Make an exact copy of all the entries below, with the pictures left out.
--- Record extracts ---
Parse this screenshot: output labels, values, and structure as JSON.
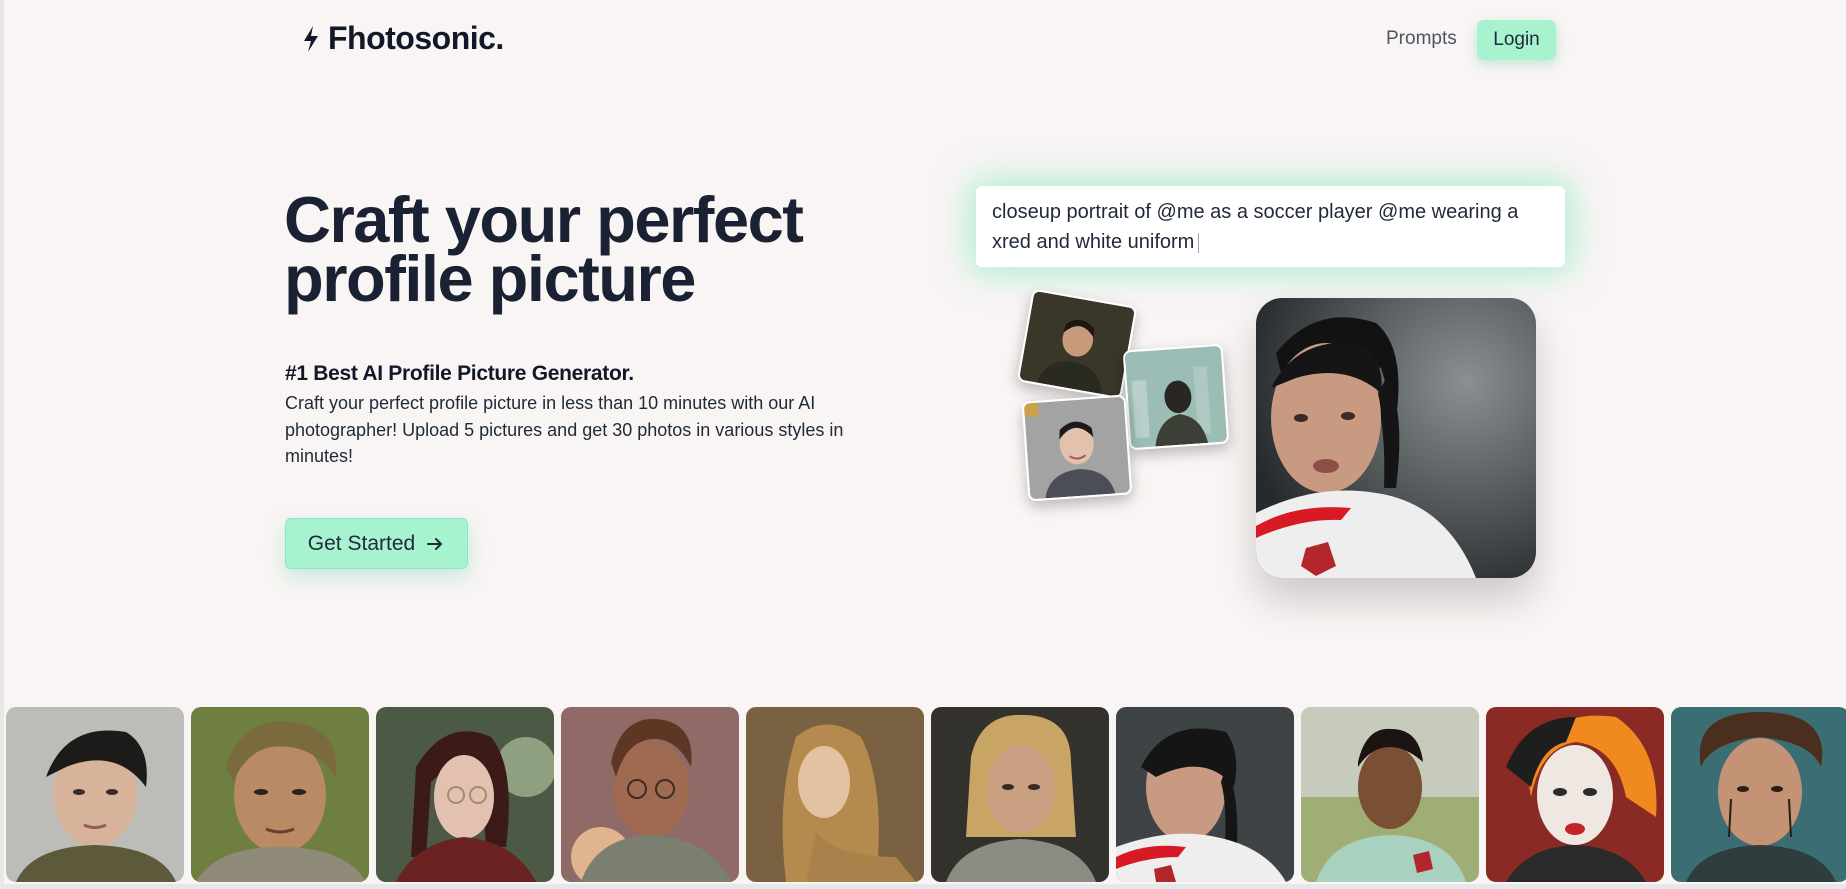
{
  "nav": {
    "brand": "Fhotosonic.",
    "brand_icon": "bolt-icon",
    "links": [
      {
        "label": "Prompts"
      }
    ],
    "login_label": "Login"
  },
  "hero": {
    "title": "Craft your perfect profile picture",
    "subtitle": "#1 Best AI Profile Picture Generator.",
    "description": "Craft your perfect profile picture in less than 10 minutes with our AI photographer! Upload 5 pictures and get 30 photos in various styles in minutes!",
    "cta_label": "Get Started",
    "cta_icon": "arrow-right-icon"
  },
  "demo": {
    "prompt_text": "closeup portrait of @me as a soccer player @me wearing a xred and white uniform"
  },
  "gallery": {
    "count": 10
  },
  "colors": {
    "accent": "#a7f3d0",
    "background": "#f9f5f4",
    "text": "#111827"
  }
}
---
§ **Result of the task**
Parse this screenshot: output labels, values, and structure as JSON.
{
  "nav": {
    "brand": "Fhotosonic.",
    "brand_icon": "bolt-icon",
    "links": [
      {
        "label": "Prompts"
      }
    ],
    "login_label": "Login"
  },
  "hero": {
    "title": "Craft your perfect profile picture",
    "subtitle": "#1 Best AI Profile Picture Generator.",
    "description": "Craft your perfect profile picture in less than 10 minutes with our AI photographer! Upload 5 pictures and get 30 photos in various styles in minutes!",
    "cta_label": "Get Started",
    "cta_icon": "arrow-right-icon"
  },
  "demo": {
    "prompt_text": "closeup portrait of @me as a soccer player @me wearing a xred and white uniform"
  },
  "gallery": {
    "count": 10
  },
  "colors": {
    "accent": "#a7f3d0",
    "background": "#f9f5f4",
    "text": "#111827"
  }
}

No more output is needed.